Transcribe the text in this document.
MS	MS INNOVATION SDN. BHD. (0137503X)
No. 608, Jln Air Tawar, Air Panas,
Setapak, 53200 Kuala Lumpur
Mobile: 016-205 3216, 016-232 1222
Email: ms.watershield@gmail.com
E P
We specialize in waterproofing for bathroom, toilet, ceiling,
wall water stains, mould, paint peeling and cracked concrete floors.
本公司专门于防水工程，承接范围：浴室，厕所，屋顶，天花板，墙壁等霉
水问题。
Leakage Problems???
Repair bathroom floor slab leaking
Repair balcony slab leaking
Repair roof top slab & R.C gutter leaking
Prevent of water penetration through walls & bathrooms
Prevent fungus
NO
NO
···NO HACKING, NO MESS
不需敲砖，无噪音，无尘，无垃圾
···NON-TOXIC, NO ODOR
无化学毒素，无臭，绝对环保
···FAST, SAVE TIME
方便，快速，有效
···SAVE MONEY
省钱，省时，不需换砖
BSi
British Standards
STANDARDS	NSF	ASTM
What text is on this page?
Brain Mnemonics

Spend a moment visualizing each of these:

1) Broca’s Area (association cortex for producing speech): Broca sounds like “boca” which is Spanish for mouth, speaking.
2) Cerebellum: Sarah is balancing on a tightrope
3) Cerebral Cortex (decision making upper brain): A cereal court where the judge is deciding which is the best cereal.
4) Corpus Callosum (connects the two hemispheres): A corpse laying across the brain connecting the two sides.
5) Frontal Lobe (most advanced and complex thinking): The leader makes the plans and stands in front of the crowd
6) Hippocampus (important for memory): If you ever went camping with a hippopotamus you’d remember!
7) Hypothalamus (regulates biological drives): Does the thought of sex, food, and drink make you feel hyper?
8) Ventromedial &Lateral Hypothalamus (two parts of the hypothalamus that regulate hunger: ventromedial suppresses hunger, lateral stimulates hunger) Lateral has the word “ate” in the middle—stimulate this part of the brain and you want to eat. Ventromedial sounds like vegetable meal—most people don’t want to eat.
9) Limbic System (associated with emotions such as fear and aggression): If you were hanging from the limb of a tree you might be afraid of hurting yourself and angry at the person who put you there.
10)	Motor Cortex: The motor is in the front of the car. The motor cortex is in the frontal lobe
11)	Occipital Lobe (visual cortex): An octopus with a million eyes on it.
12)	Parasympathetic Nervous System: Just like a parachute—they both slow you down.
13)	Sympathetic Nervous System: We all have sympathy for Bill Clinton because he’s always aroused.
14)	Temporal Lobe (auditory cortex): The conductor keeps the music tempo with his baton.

------------------------------------

- Description of the task: Each record must be returned exactly as it is written.

- Final answer:
Transcribe the text in this document.
MS	MS INNOVATION SDN. BHD. (0137503X)
No. 608, Jln Air Tawar, Air Panas,
Setapak, 53200 Kuala Lumpur
Mobile: 016-205 3216, 016-232 1222
Email: ms.watershield@gmail.com
E P
We specialize in waterproofing for bathroom, toilet, ceiling,
wall water stains, mould, paint peeling and cracked concrete floors.
本公司专门于防水工程，承接范围：浴室，厕所，屋顶，天花板，墙壁等霉
水问题。
Leakage Problems???
Repair bathroom floor slab leaking
Repair balcony slab leaking
Repair roof top slab & R.C gutter leaking
Prevent of water penetration through walls & bathrooms
Prevent fungus
NO
NO
···NO HACKING, NO MESS
不需敲砖，无噪音，无尘，无垃圾
···NON-TOXIC, NO ODOR
无化学毒素，无臭，绝对环保
···FAST, SAVE TIME
方便，快速，有效
···SAVE MONEY
省钱，省时，不需换砖
BSi
British Standards
STANDARDS	NSF	ASTM
What text is on this page?
Brain Mnemonics

Spend a moment visualizing each of these:

1) Broca’s Area (association cortex for producing speech): Broca sounds like “boca” which is Spanish for mouth, speaking.
2) Cerebellum: Sarah is balancing on a tightrope
3) Cerebral Cortex (decision making upper brain): A cereal court where the judge is deciding which is the best cereal.
4) Corpus Callosum (connects the two hemispheres): A corpse laying across the brain connecting the two sides.
5) Frontal Lobe (most advanced and complex thinking): The leader makes the plans and stands in front of the crowd
6) Hippocampus (important for memory): If you ever went camping with a hippopotamus you’d remember!
7) Hypothalamus (regulates biological drives): Does the thought of sex, food, and drink make you feel hyper?
8) Ventromedial &Lateral Hypothalamus (two parts of the hypothalamus that regulate hunger: ventromedial suppresses hunger, lateral stimulates hunger) Lateral has the word “ate” in the middle—stimulate this part of the brain and you want to eat. Ventromedial sounds like vegetable meal—most people don’t want to eat.
9) Limbic System (associated with emotions such as fear and aggression): If you were hanging from the limb of a tree you might be afraid of hurting yourself and angry at the person who put you there.
10)	Motor Cortex: The motor is in the front of the car. The motor cortex is in the frontal lobe
11)	Occipital Lobe (visual cortex): An octopus with a million eyes on it.
12)	Parasympathetic Nervous System: Just like a parachute—they both slow you down.
13)	Sympathetic Nervous System: We all have sympathy for Bill Clinton because he’s always aroused.
14)	Temporal Lobe (auditory cortex): The conductor keeps the music tempo with his baton.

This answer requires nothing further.